_TASK DETAILS_
Copy out all of the material, matching it word for word.

───── MATERIAL FOR THIS TASK

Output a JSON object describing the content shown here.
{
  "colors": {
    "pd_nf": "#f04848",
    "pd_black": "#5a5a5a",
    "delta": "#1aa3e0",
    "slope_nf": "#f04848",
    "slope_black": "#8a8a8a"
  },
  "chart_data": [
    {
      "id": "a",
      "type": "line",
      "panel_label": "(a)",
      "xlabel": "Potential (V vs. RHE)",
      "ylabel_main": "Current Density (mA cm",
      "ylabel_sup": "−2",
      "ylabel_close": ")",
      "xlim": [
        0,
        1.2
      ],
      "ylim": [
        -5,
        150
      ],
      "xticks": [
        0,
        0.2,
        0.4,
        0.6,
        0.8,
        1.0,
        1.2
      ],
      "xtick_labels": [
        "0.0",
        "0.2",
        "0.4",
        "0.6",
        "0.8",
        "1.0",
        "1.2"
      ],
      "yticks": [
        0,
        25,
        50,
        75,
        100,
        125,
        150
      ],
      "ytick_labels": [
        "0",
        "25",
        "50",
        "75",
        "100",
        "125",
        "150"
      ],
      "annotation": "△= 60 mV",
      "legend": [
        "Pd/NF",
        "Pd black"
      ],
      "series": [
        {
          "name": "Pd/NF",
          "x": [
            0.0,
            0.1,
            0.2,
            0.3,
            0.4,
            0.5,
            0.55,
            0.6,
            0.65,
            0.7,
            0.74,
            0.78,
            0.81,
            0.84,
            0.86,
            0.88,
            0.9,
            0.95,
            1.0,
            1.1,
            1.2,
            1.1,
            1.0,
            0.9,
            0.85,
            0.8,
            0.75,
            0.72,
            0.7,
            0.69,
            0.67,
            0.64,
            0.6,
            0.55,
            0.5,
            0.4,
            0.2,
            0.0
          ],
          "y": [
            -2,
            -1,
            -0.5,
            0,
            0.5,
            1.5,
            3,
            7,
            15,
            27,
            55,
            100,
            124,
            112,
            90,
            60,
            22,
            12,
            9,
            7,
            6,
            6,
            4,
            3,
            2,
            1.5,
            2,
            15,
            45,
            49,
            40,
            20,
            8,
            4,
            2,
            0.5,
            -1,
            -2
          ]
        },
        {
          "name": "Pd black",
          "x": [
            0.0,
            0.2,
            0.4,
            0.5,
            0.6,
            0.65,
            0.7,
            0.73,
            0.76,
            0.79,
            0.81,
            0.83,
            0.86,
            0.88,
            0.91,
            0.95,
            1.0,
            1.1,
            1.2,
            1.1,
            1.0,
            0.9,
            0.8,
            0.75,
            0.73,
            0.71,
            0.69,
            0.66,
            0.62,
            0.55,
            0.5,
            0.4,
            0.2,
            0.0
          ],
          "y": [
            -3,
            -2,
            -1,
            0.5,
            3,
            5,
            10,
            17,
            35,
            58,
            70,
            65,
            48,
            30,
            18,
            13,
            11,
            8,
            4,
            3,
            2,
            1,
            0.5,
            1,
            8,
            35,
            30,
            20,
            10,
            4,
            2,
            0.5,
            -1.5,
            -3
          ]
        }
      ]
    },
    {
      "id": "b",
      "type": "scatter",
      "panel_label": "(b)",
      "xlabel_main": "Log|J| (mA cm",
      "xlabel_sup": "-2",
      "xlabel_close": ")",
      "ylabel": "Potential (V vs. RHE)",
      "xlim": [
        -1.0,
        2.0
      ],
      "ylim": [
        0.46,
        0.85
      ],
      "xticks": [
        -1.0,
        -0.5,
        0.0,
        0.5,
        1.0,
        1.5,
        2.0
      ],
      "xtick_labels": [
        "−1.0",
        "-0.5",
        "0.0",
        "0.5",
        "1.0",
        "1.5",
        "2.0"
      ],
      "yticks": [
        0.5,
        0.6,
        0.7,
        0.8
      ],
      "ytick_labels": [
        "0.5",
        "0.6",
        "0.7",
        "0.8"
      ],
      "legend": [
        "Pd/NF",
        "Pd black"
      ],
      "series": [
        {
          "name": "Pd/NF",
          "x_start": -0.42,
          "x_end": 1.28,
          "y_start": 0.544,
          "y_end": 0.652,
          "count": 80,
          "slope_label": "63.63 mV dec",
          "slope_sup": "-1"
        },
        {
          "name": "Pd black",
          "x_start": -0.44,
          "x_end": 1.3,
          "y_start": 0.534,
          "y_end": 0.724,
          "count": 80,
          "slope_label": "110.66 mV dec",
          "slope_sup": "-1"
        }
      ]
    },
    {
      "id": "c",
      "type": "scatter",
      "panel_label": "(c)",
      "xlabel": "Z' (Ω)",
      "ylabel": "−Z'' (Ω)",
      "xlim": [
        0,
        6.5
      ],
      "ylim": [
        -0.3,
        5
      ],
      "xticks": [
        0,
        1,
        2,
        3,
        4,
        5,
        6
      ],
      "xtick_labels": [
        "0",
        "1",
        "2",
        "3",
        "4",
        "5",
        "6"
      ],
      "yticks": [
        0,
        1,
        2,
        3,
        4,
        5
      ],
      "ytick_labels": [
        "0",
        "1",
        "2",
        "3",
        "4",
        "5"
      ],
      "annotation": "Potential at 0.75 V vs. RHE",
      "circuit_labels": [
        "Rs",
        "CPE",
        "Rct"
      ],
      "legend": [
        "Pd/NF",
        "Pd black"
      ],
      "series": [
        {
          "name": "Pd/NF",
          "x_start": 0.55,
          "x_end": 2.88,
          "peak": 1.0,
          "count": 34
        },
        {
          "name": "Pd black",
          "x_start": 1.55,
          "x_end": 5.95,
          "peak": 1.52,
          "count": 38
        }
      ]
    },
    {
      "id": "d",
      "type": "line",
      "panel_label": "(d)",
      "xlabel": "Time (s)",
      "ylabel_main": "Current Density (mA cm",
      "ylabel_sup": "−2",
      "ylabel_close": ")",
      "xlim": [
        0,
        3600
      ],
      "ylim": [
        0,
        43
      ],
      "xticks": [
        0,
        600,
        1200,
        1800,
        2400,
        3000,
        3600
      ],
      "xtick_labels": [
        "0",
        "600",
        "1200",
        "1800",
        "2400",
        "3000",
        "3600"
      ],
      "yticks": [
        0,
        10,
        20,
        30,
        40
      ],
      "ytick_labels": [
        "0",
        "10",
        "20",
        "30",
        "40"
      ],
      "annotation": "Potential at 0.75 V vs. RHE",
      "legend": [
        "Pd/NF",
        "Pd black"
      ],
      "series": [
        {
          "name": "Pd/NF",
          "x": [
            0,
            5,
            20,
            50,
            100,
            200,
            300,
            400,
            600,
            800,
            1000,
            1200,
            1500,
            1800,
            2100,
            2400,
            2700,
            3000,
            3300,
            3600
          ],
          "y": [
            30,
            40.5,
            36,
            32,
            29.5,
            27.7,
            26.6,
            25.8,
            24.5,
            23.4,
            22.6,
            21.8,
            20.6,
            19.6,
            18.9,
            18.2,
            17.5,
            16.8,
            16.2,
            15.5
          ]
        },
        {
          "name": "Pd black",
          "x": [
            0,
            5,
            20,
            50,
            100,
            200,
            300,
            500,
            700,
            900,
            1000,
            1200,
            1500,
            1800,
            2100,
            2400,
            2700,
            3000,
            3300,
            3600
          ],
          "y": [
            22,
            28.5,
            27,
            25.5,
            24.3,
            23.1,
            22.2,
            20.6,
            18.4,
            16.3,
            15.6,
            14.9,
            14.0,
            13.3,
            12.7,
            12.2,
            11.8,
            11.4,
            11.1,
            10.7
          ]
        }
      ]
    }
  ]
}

──────────

_EXERCISE SOLUTION_
Output a JSON object describing the content shown here.
{
  "colors": {
    "pd_nf": "#f04848",
    "pd_black": "#5a5a5a",
    "delta": "#1aa3e0",
    "slope_nf": "#f04848",
    "slope_black": "#8a8a8a"
  },
  "chart_data": [
    {
      "id": "a",
      "type": "line",
      "panel_label": "(a)",
      "xlabel": "Potential (V vs. RHE)",
      "ylabel_main": "Current Density (mA cm",
      "ylabel_sup": "−2",
      "ylabel_close": ")",
      "xlim": [
        0,
        1.2
      ],
      "ylim": [
        -5,
        150
      ],
      "xticks": [
        0,
        0.2,
        0.4,
        0.6,
        0.8,
        1.0,
        1.2
      ],
      "xtick_labels": [
        "0.0",
        "0.2",
        "0.4",
        "0.6",
        "0.8",
        "1.0",
        "1.2"
      ],
      "yticks": [
        0,
        25,
        50,
        75,
        100,
        125,
        150
      ],
      "ytick_labels": [
        "0",
        "25",
        "50",
        "75",
        "100",
        "125",
        "150"
      ],
      "annotation": "△= 60 mV",
      "legend": [
        "Pd/NF",
        "Pd black"
      ],
      "series": [
        {
          "name": "Pd/NF",
          "x": [
            0.0,
            0.1,
            0.2,
            0.3,
            0.4,
            0.5,
            0.55,
            0.6,
            0.65,
            0.7,
            0.74,
            0.78,
            0.81,
            0.84,
            0.86,
            0.88,
            0.9,
            0.95,
            1.0,
            1.1,
            1.2,
            1.1,
            1.0,
            0.9,
            0.85,
            0.8,
            0.75,
            0.72,
            0.7,
            0.69,
            0.67,
            0.64,
            0.6,
            0.55,
            0.5,
            0.4,
            0.2,
            0.0
          ],
          "y": [
            -2,
            -1,
            -0.5,
            0,
            0.5,
            1.5,
            3,
            7,
            15,
            27,
            55,
            100,
            124,
            112,
            90,
            60,
            22,
            12,
            9,
            7,
            6,
            6,
            4,
            3,
            2,
            1.5,
            2,
            15,
            45,
            49,
            40,
            20,
            8,
            4,
            2,
            0.5,
            -1,
            -2
          ]
        },
        {
          "name": "Pd black",
          "x": [
            0.0,
            0.2,
            0.4,
            0.5,
            0.6,
            0.65,
            0.7,
            0.73,
            0.76,
            0.79,
            0.81,
            0.83,
            0.86,
            0.88,
            0.91,
            0.95,
            1.0,
            1.1,
            1.2,
            1.1,
            1.0,
            0.9,
            0.8,
            0.75,
            0.73,
            0.71,
            0.69,
            0.66,
            0.62,
            0.55,
            0.5,
            0.4,
            0.2,
            0.0
          ],
          "y": [
            -3,
            -2,
            -1,
            0.5,
            3,
            5,
            10,
            17,
            35,
            58,
            70,
            65,
            48,
            30,
            18,
            13,
            11,
            8,
            4,
            3,
            2,
            1,
            0.5,
            1,
            8,
            35,
            30,
            20,
            10,
            4,
            2,
            0.5,
            -1.5,
            -3
          ]
        }
      ]
    },
    {
      "id": "b",
      "type": "scatter",
      "panel_label": "(b)",
      "xlabel_main": "Log|J| (mA cm",
      "xlabel_sup": "-2",
      "xlabel_close": ")",
      "ylabel": "Potential (V vs. RHE)",
      "xlim": [
        -1.0,
        2.0
      ],
      "ylim": [
        0.46,
        0.85
      ],
      "xticks": [
        -1.0,
        -0.5,
        0.0,
        0.5,
        1.0,
        1.5,
        2.0
      ],
      "xtick_labels": [
        "−1.0",
        "-0.5",
        "0.0",
        "0.5",
        "1.0",
        "1.5",
        "2.0"
      ],
      "yticks": [
        0.5,
        0.6,
        0.7,
        0.8
      ],
      "ytick_labels": [
        "0.5",
        "0.6",
        "0.7",
        "0.8"
      ],
      "legend": [
        "Pd/NF",
        "Pd black"
      ],
      "series": [
        {
          "name": "Pd/NF",
          "x_start": -0.42,
          "x_end": 1.28,
          "y_start": 0.544,
          "y_end": 0.652,
          "count": 80,
          "slope_label": "63.63 mV dec",
          "slope_sup": "-1"
        },
        {
          "name": "Pd black",
          "x_start": -0.44,
          "x_end": 1.3,
          "y_start": 0.534,
          "y_end": 0.724,
          "count": 80,
          "slope_label": "110.66 mV dec",
          "slope_sup": "-1"
        }
      ]
    },
    {
      "id": "c",
      "type": "scatter",
      "panel_label": "(c)",
      "xlabel": "Z' (Ω)",
      "ylabel": "−Z'' (Ω)",
      "xlim": [
        0,
        6.5
      ],
      "ylim": [
        -0.3,
        5
      ],
      "xticks": [
        0,
        1,
        2,
        3,
        4,
        5,
        6
      ],
      "xtick_labels": [
        "0",
        "1",
        "2",
        "3",
        "4",
        "5",
        "6"
      ],
      "yticks": [
        0,
        1,
        2,
        3,
        4,
        5
      ],
      "ytick_labels": [
        "0",
        "1",
        "2",
        "3",
        "4",
        "5"
      ],
      "annotation": "Potential at 0.75 V vs. RHE",
      "circuit_labels": [
        "Rs",
        "CPE",
        "Rct"
      ],
      "legend": [
        "Pd/NF",
        "Pd black"
      ],
      "series": [
        {
          "name": "Pd/NF",
          "x_start": 0.55,
          "x_end": 2.88,
          "peak": 1.0,
          "count": 34
        },
        {
          "name": "Pd black",
          "x_start": 1.55,
          "x_end": 5.95,
          "peak": 1.52,
          "count": 38
        }
      ]
    },
    {
      "id": "d",
      "type": "line",
      "panel_label": "(d)",
      "xlabel": "Time (s)",
      "ylabel_main": "Current Density (mA cm",
      "ylabel_sup": "−2",
      "ylabel_close": ")",
      "xlim": [
        0,
        3600
      ],
      "ylim": [
        0,
        43
      ],
      "xticks": [
        0,
        600,
        1200,
        1800,
        2400,
        3000,
        3600
      ],
      "xtick_labels": [
        "0",
        "600",
        "1200",
        "1800",
        "2400",
        "3000",
        "3600"
      ],
      "yticks": [
        0,
        10,
        20,
        30,
        40
      ],
      "ytick_labels": [
        "0",
        "10",
        "20",
        "30",
        "40"
      ],
      "annotation": "Potential at 0.75 V vs. RHE",
      "legend": [
        "Pd/NF",
        "Pd black"
      ],
      "series": [
        {
          "name": "Pd/NF",
          "x": [
            0,
            5,
            20,
            50,
            100,
            200,
            300,
            400,
            600,
            800,
            1000,
            1200,
            1500,
            1800,
            2100,
            2400,
            2700,
            3000,
            3300,
            3600
          ],
          "y": [
            30,
            40.5,
            36,
            32,
            29.5,
            27.7,
            26.6,
            25.8,
            24.5,
            23.4,
            22.6,
            21.8,
            20.6,
            19.6,
            18.9,
            18.2,
            17.5,
            16.8,
            16.2,
            15.5
          ]
        },
        {
          "name": "Pd black",
          "x": [
            0,
            5,
            20,
            50,
            100,
            200,
            300,
            500,
            700,
            900,
            1000,
            1200,
            1500,
            1800,
            2100,
            2400,
            2700,
            3000,
            3300,
            3600
          ],
          "y": [
            22,
            28.5,
            27,
            25.5,
            24.3,
            23.1,
            22.2,
            20.6,
            18.4,
            16.3,
            15.6,
            14.9,
            14.0,
            13.3,
            12.7,
            12.2,
            11.8,
            11.4,
            11.1,
            10.7
          ]
        }
      ]
    }
  ]
}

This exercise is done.